• Exercise objective:
Copy the lines below verbatim, but only from the line containing "Output a JSON" through the end of the data.
## BEGIN
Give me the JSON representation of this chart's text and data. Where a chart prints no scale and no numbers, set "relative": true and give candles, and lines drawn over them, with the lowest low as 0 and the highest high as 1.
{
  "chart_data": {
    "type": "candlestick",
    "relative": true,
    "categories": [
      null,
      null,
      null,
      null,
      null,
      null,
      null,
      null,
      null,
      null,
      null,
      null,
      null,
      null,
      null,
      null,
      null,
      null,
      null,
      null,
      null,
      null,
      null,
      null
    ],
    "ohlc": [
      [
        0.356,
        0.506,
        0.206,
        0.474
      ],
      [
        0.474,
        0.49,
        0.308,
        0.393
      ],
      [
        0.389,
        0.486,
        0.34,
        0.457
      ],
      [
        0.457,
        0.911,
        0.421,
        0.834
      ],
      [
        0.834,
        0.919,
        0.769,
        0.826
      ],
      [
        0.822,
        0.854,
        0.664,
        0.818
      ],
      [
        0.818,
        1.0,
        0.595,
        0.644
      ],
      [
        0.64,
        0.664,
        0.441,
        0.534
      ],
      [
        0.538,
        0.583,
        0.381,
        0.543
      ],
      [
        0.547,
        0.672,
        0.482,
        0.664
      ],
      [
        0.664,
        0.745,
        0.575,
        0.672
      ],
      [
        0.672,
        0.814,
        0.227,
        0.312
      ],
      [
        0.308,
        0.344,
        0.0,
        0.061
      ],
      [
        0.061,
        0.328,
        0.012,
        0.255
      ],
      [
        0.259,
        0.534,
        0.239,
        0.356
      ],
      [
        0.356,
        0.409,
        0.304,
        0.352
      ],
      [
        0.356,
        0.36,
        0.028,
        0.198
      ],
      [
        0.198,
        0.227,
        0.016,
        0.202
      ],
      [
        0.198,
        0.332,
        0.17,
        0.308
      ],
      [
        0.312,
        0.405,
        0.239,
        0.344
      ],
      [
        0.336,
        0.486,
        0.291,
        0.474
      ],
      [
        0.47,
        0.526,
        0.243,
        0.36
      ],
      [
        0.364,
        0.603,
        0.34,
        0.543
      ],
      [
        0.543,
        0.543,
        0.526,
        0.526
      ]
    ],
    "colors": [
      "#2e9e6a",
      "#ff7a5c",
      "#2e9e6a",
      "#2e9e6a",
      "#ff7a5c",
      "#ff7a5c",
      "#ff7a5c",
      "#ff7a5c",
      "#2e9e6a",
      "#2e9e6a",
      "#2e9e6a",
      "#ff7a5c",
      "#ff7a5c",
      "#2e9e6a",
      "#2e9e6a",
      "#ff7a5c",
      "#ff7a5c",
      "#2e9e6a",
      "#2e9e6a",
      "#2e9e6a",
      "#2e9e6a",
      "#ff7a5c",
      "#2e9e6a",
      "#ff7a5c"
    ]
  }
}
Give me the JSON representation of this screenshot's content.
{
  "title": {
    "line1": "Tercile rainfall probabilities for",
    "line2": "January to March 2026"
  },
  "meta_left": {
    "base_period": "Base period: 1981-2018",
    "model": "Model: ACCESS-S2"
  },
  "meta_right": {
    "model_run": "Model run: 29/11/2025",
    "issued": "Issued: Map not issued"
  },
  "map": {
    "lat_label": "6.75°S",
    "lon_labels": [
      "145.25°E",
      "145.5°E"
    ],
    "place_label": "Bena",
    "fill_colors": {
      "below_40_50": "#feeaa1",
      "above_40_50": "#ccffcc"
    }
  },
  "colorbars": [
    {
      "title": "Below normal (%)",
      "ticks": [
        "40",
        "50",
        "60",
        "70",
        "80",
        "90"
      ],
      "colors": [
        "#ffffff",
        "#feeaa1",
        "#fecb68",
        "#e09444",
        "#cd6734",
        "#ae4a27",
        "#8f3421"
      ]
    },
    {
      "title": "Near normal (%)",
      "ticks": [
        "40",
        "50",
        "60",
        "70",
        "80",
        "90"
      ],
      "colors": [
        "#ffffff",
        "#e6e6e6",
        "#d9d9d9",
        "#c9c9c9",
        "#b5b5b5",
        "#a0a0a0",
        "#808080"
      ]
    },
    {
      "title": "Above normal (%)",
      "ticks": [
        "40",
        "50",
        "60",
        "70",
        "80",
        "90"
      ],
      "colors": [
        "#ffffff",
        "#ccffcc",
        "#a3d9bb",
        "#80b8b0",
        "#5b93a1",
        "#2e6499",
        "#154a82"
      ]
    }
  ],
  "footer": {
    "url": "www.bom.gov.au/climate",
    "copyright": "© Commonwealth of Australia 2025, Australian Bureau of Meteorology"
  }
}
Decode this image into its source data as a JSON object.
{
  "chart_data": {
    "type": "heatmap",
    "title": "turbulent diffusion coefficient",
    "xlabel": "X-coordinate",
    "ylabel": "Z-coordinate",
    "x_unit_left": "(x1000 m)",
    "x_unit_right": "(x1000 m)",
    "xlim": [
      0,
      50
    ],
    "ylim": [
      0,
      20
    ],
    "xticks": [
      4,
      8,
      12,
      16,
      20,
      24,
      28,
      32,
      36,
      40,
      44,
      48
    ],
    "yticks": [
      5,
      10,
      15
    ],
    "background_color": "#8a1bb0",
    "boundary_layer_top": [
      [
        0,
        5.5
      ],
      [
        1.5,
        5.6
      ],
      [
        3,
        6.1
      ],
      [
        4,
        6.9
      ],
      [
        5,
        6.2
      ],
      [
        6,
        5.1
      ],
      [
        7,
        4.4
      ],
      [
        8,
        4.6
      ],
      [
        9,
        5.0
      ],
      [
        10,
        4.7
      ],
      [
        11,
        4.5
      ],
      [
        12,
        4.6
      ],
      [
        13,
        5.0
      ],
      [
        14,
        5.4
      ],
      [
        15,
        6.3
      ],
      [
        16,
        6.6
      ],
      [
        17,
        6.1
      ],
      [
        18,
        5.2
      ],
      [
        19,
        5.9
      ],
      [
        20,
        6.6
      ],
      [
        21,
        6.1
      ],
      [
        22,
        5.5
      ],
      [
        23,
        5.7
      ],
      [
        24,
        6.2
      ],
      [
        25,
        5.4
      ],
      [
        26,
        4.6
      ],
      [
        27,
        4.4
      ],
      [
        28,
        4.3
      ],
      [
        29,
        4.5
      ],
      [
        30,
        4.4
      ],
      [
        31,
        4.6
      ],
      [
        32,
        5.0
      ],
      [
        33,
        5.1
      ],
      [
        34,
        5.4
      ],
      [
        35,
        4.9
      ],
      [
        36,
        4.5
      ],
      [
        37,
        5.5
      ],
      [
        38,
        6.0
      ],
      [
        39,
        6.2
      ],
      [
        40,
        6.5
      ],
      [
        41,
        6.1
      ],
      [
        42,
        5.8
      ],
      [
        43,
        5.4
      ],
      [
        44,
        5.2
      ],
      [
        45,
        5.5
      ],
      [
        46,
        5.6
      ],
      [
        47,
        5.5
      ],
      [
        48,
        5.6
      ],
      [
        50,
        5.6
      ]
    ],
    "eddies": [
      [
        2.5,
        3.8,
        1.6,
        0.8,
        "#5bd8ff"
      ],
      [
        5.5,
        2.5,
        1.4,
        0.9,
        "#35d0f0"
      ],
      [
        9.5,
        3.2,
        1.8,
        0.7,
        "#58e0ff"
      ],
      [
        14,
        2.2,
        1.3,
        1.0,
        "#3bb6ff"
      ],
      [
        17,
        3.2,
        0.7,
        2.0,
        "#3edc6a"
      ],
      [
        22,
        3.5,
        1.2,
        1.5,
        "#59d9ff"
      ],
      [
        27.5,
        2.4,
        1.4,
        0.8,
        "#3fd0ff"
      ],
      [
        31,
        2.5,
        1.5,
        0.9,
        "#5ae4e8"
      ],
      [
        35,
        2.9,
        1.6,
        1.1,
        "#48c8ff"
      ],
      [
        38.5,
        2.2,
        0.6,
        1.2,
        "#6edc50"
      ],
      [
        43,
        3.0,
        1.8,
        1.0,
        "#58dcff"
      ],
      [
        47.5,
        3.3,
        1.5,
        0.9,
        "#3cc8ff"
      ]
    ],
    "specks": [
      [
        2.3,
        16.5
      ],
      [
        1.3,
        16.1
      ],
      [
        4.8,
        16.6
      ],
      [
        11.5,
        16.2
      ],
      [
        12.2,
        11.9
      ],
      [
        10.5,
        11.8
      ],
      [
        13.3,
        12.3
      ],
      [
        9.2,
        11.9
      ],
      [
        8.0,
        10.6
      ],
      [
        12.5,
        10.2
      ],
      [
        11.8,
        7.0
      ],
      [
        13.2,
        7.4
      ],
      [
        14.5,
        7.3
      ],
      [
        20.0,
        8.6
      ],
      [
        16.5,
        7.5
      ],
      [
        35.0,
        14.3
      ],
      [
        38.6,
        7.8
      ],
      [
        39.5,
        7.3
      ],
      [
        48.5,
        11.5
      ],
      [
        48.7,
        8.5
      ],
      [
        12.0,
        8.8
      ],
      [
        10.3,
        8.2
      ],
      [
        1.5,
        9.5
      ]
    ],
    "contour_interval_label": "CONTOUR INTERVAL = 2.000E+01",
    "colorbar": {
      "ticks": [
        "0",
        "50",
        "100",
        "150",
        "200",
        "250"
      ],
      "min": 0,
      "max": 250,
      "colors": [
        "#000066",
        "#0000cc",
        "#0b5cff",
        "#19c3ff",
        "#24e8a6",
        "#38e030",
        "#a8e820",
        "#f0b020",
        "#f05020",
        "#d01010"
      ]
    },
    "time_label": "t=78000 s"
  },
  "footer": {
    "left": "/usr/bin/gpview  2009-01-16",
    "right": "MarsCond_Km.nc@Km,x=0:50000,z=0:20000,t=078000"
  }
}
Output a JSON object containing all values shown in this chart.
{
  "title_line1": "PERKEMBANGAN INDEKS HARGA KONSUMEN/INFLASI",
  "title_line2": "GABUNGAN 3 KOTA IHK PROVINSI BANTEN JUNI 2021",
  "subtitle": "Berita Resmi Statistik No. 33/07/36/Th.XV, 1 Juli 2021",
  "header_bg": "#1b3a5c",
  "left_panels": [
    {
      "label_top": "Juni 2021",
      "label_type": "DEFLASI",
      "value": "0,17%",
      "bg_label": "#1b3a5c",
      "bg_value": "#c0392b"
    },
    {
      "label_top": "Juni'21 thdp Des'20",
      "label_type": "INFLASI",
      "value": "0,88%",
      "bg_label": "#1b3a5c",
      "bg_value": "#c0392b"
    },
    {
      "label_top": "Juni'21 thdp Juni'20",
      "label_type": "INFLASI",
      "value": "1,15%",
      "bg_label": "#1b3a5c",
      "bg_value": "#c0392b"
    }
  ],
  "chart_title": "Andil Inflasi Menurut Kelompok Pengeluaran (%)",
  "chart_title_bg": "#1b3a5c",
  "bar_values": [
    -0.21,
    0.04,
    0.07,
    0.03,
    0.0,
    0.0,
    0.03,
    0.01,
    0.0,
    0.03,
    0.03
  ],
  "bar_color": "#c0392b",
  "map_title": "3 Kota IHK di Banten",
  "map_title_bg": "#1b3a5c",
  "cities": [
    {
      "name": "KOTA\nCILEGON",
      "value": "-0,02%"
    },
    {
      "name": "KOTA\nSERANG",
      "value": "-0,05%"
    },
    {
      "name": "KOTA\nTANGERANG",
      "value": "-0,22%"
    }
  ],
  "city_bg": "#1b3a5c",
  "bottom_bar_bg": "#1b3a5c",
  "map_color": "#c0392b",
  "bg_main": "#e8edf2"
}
## END
• Full answer:
Output a JSON object containing all values shown in this chart.
{
  "title_line1": "PERKEMBANGAN INDEKS HARGA KONSUMEN/INFLASI",
  "title_line2": "GABUNGAN 3 KOTA IHK PROVINSI BANTEN JUNI 2021",
  "subtitle": "Berita Resmi Statistik No. 33/07/36/Th.XV, 1 Juli 2021",
  "header_bg": "#1b3a5c",
  "left_panels": [
    {
      "label_top": "Juni 2021",
      "label_type": "DEFLASI",
      "value": "0,17%",
      "bg_label": "#1b3a5c",
      "bg_value": "#c0392b"
    },
    {
      "label_top": "Juni'21 thdp Des'20",
      "label_type": "INFLASI",
      "value": "0,88%",
      "bg_label": "#1b3a5c",
      "bg_value": "#c0392b"
    },
    {
      "label_top": "Juni'21 thdp Juni'20",
      "label_type": "INFLASI",
      "value": "1,15%",
      "bg_label": "#1b3a5c",
      "bg_value": "#c0392b"
    }
  ],
  "chart_title": "Andil Inflasi Menurut Kelompok Pengeluaran (%)",
  "chart_title_bg": "#1b3a5c",
  "bar_values": [
    -0.21,
    0.04,
    0.07,
    0.03,
    0.0,
    0.0,
    0.03,
    0.01,
    0.0,
    0.03,
    0.03
  ],
  "bar_color": "#c0392b",
  "map_title": "3 Kota IHK di Banten",
  "map_title_bg": "#1b3a5c",
  "cities": [
    {
      "name": "KOTA\nCILEGON",
      "value": "-0,02%"
    },
    {
      "name": "KOTA\nSERANG",
      "value": "-0,05%"
    },
    {
      "name": "KOTA\nTANGERANG",
      "value": "-0,22%"
    }
  ],
  "city_bg": "#1b3a5c",
  "bottom_bar_bg": "#1b3a5c",
  "map_color": "#c0392b",
  "bg_main": "#e8edf2"
}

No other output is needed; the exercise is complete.